YOUR OBJECTIVE ->
Gather all lines from the material that contain "JSON".

>> Start

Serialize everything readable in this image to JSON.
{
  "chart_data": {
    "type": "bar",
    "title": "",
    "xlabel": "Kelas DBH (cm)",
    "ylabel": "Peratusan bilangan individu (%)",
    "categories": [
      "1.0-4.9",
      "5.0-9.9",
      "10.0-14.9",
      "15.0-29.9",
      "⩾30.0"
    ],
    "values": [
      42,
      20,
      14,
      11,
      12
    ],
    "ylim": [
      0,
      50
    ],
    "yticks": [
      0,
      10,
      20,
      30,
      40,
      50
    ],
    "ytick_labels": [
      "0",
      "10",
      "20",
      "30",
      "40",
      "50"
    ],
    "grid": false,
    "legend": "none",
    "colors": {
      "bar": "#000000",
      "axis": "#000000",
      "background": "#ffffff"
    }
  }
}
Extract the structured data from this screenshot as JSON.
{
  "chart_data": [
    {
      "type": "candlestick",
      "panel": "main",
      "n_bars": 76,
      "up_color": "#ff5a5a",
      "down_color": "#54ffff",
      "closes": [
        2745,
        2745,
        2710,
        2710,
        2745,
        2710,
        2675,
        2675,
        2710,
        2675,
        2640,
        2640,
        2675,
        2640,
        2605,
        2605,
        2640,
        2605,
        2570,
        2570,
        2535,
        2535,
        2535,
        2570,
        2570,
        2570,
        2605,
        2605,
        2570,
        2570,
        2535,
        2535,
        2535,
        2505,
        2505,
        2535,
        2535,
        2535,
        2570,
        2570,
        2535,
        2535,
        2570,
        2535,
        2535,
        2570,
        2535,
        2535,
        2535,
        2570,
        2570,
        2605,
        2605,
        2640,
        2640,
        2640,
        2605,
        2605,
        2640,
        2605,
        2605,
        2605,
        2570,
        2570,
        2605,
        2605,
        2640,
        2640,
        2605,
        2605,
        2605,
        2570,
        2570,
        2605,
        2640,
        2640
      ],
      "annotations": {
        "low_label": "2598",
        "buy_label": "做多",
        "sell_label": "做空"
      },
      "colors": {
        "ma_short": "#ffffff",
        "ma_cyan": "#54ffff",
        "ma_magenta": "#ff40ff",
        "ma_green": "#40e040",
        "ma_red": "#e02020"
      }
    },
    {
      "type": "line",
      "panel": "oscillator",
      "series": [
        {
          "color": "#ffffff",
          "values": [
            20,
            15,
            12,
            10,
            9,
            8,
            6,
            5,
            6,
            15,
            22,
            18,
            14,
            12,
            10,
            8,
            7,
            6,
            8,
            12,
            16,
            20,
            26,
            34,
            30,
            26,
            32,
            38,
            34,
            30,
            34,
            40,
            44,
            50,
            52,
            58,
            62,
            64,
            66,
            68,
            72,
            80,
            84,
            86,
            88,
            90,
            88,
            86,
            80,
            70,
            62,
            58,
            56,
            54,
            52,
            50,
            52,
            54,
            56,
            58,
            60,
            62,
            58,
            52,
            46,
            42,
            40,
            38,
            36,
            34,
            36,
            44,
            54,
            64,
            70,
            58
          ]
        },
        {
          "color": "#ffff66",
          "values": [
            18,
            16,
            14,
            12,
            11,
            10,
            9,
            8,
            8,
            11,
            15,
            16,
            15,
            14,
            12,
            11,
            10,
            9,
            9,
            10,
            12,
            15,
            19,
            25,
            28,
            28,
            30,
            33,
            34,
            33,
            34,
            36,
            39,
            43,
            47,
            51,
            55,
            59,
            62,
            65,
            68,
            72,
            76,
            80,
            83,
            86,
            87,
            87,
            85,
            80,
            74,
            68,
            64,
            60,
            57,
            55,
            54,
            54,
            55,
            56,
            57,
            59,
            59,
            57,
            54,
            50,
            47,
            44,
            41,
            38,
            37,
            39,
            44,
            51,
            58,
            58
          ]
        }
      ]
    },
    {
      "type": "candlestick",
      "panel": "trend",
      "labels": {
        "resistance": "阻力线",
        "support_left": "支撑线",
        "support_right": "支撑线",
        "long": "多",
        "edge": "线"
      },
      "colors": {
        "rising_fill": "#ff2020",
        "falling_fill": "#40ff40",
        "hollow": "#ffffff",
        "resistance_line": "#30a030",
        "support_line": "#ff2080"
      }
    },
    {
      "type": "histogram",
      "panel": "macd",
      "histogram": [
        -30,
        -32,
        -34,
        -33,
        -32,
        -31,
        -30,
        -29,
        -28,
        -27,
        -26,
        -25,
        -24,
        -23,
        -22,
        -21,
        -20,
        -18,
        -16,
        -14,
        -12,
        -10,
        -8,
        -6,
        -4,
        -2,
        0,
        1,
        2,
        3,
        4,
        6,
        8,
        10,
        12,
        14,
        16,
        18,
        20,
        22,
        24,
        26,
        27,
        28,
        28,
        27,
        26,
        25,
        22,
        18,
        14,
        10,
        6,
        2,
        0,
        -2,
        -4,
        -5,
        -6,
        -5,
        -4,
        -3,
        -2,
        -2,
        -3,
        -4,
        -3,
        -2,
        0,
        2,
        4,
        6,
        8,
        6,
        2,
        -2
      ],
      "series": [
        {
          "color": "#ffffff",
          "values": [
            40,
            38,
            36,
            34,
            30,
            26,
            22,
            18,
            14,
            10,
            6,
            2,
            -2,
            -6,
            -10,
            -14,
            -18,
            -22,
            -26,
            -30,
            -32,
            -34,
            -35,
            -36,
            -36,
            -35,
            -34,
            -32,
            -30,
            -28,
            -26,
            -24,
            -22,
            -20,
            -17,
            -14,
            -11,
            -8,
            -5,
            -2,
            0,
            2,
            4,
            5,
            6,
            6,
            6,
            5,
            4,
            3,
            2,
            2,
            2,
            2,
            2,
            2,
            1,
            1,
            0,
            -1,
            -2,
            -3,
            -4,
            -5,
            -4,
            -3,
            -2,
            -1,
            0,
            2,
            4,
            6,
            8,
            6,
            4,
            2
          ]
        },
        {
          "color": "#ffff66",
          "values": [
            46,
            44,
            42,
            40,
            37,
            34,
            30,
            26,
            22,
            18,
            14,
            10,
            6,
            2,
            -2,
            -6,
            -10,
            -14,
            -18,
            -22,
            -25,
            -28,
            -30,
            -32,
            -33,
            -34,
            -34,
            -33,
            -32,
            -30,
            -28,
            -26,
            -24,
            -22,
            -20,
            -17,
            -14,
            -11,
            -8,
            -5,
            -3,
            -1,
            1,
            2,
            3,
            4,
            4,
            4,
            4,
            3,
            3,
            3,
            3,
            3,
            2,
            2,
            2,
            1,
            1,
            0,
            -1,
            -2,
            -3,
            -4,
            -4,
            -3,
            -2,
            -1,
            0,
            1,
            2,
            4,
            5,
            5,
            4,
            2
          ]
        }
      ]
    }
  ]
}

>> End

RESULT OF THIS TASK ->
Serialize everything readable in this image to JSON.
Extract the structured data from this screenshot as JSON.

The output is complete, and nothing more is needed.